Exercise aim
Tally the lines below that contain the word "Publikationen", and give only that number.

Listing

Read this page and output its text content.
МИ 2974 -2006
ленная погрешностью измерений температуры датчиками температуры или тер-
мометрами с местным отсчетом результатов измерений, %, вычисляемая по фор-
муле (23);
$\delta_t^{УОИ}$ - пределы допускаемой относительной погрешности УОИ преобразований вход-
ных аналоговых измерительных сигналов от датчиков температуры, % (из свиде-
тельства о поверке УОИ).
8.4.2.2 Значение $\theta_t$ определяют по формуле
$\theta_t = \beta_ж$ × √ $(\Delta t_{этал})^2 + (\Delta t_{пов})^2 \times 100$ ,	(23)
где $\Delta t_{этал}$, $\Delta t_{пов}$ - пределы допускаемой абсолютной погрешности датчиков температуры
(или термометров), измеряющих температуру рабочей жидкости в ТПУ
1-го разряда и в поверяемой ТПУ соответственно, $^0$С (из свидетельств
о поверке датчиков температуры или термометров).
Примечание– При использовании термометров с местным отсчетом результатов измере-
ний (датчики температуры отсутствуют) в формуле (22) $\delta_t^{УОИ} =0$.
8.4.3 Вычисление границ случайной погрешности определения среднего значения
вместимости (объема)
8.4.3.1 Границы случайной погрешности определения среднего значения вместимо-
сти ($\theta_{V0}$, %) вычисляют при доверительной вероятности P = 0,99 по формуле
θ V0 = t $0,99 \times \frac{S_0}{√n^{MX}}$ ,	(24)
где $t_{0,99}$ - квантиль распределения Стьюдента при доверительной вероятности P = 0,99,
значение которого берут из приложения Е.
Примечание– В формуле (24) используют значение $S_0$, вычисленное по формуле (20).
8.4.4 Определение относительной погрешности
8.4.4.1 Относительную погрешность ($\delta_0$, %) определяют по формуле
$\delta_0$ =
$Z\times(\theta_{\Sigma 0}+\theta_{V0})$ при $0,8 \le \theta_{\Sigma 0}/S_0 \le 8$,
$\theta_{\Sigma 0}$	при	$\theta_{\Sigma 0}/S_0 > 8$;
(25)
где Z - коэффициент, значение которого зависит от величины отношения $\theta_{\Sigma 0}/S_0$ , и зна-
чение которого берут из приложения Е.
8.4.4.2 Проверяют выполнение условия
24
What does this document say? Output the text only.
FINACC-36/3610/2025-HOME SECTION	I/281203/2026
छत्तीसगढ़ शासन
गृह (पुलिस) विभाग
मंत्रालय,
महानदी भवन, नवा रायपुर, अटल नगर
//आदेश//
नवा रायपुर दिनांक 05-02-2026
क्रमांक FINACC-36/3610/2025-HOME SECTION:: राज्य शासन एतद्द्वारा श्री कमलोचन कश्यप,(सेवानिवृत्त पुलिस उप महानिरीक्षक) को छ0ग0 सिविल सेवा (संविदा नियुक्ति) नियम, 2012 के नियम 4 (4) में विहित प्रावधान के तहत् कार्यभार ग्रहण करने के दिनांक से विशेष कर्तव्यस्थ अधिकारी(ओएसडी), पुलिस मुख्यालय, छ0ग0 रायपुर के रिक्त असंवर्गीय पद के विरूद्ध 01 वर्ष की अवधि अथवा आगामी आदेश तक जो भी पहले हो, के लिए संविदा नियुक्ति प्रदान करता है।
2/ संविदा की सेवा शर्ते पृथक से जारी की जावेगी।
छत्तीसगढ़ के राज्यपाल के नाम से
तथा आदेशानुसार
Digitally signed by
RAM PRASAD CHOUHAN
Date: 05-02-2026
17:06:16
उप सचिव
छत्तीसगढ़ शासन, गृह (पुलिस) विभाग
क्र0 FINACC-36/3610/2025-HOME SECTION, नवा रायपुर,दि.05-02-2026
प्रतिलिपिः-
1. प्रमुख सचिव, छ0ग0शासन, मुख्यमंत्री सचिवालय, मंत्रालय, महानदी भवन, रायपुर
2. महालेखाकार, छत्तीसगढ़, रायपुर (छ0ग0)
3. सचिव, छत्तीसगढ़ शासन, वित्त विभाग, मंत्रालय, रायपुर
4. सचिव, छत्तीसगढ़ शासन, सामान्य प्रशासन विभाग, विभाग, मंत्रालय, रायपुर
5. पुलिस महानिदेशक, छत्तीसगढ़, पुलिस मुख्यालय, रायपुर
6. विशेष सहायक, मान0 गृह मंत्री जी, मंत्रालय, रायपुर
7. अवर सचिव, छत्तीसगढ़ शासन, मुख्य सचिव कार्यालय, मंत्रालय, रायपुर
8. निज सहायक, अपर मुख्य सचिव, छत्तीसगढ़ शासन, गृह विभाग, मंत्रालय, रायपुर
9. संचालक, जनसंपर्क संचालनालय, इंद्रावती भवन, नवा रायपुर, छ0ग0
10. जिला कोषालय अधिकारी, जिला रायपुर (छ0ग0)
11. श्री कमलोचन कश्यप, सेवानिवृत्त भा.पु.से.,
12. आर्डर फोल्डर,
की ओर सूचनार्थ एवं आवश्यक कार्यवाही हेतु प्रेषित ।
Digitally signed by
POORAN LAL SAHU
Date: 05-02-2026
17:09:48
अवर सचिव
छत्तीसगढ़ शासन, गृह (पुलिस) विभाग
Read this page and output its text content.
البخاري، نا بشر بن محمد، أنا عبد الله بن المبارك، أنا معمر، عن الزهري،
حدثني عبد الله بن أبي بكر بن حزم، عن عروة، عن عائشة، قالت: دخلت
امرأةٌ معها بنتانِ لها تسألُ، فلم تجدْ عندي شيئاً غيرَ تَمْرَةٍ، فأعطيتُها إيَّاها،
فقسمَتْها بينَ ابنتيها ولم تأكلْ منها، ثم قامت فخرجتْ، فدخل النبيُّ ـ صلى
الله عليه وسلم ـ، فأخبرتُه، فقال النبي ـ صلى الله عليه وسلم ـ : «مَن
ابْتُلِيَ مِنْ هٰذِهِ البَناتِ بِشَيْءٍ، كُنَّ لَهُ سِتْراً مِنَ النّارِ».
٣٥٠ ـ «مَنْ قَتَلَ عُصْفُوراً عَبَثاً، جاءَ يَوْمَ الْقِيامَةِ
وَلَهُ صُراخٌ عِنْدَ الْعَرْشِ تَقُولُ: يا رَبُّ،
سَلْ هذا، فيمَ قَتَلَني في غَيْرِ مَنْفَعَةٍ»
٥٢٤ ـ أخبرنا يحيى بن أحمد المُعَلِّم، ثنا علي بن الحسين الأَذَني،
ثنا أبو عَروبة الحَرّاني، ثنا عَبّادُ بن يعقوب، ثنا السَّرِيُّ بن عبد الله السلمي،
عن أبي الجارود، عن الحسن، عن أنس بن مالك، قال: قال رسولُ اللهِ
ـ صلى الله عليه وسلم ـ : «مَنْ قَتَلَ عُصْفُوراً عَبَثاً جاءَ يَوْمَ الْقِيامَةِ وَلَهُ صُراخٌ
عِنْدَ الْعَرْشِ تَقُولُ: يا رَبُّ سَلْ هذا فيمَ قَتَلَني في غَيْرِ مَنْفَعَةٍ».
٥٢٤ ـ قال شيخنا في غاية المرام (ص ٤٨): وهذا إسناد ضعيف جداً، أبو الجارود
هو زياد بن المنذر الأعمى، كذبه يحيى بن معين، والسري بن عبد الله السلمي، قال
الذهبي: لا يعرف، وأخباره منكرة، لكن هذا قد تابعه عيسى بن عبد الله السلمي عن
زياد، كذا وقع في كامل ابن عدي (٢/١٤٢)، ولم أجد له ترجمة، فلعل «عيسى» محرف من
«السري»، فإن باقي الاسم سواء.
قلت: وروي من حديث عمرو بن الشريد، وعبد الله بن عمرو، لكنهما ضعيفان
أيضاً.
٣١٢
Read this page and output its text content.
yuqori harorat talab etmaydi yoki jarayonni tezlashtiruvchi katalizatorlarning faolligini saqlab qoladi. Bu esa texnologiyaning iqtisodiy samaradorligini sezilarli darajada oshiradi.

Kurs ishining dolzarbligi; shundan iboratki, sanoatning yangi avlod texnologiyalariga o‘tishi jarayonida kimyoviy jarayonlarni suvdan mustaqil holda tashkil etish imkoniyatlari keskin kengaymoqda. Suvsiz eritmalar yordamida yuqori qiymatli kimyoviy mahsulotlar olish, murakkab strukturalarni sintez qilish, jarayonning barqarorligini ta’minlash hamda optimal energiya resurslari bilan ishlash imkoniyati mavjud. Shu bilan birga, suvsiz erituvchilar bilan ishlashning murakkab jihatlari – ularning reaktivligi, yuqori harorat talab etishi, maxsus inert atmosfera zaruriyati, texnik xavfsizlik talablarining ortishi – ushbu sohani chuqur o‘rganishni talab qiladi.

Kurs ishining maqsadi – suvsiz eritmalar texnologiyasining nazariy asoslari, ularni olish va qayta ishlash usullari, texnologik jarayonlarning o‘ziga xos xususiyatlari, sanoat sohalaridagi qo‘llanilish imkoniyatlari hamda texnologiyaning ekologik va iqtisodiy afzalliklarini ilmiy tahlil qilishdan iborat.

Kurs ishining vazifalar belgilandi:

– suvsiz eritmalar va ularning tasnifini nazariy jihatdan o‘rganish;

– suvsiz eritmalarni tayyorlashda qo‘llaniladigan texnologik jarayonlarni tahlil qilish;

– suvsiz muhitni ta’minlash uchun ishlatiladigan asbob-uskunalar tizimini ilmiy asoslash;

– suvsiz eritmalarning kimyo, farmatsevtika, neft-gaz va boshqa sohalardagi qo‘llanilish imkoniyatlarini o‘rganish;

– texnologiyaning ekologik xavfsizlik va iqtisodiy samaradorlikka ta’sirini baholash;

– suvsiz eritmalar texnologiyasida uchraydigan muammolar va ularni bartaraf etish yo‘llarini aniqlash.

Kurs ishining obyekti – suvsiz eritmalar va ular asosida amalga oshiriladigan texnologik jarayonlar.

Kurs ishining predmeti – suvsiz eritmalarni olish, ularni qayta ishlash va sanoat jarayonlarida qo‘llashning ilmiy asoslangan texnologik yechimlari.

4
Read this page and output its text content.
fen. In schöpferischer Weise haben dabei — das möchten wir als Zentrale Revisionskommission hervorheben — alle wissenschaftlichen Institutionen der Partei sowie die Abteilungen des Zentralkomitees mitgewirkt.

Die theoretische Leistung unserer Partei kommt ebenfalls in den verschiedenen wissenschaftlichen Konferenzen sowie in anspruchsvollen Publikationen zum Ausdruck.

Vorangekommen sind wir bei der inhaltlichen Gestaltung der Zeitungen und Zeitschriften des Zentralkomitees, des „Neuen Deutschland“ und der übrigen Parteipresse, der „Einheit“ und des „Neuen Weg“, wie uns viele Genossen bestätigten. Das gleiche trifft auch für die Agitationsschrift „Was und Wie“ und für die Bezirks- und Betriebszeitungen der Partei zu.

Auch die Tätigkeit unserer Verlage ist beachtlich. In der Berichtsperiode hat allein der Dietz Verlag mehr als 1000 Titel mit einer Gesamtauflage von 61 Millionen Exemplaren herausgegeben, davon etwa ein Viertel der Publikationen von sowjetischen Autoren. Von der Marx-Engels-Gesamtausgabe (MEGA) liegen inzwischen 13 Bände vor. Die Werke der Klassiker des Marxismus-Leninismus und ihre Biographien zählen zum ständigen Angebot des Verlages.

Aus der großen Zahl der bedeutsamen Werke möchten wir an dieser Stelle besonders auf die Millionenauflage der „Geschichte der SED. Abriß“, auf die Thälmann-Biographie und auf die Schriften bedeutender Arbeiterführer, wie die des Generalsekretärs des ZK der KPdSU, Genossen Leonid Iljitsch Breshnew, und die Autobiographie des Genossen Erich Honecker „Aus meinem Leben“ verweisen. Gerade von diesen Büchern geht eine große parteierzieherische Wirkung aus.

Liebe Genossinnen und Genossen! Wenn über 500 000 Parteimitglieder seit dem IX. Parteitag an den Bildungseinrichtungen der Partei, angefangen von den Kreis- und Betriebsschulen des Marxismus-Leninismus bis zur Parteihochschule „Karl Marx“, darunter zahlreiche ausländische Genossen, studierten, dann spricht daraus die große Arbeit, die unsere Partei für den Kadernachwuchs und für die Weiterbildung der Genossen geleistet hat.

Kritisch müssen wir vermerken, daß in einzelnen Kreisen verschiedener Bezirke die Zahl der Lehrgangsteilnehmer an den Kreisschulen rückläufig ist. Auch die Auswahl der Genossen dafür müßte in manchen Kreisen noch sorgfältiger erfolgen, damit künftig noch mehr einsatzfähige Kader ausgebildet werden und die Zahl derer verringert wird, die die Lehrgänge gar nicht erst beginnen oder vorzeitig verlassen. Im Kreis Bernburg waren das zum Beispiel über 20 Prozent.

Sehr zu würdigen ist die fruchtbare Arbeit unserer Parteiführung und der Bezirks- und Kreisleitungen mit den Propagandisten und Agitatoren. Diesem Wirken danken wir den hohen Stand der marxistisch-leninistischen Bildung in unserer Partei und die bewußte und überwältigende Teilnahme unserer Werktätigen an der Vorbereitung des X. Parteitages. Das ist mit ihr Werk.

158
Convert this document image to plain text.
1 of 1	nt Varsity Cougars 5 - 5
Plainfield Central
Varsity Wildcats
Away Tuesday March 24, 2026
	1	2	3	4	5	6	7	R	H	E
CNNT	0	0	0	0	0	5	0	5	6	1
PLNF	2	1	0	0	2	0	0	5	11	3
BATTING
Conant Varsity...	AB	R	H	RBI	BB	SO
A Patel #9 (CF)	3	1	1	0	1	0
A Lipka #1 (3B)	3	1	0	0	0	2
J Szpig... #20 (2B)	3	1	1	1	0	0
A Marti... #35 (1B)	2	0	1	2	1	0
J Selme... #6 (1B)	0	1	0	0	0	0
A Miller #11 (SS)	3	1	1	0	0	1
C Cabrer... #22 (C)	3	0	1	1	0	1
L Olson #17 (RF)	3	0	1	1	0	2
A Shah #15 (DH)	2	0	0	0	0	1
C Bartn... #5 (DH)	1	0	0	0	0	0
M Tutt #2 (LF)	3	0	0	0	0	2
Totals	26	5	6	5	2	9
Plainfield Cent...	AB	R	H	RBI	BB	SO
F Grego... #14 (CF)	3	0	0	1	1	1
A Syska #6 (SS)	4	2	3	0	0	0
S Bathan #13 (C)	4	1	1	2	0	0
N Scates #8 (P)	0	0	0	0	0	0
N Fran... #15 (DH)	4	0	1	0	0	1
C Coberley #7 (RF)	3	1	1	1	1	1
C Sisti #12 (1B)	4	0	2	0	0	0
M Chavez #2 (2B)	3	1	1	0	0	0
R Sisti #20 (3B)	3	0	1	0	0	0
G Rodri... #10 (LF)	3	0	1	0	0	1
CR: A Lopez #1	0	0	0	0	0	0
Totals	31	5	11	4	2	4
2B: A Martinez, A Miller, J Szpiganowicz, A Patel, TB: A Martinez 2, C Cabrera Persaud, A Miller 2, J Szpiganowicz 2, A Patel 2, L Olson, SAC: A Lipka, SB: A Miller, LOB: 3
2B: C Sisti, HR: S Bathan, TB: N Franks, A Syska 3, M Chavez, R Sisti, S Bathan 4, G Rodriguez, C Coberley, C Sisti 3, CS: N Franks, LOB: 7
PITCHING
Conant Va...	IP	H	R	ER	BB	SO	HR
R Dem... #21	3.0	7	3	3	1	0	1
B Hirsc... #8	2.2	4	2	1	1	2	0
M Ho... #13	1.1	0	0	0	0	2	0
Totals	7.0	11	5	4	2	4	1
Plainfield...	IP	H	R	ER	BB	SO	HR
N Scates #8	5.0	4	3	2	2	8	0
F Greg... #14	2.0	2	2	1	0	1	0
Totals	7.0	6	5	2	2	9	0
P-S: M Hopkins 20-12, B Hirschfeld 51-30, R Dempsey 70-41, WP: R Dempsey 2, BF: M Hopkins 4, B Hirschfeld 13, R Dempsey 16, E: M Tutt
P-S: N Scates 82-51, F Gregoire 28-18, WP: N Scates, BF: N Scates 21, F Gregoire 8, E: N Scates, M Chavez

Solution to this problem
2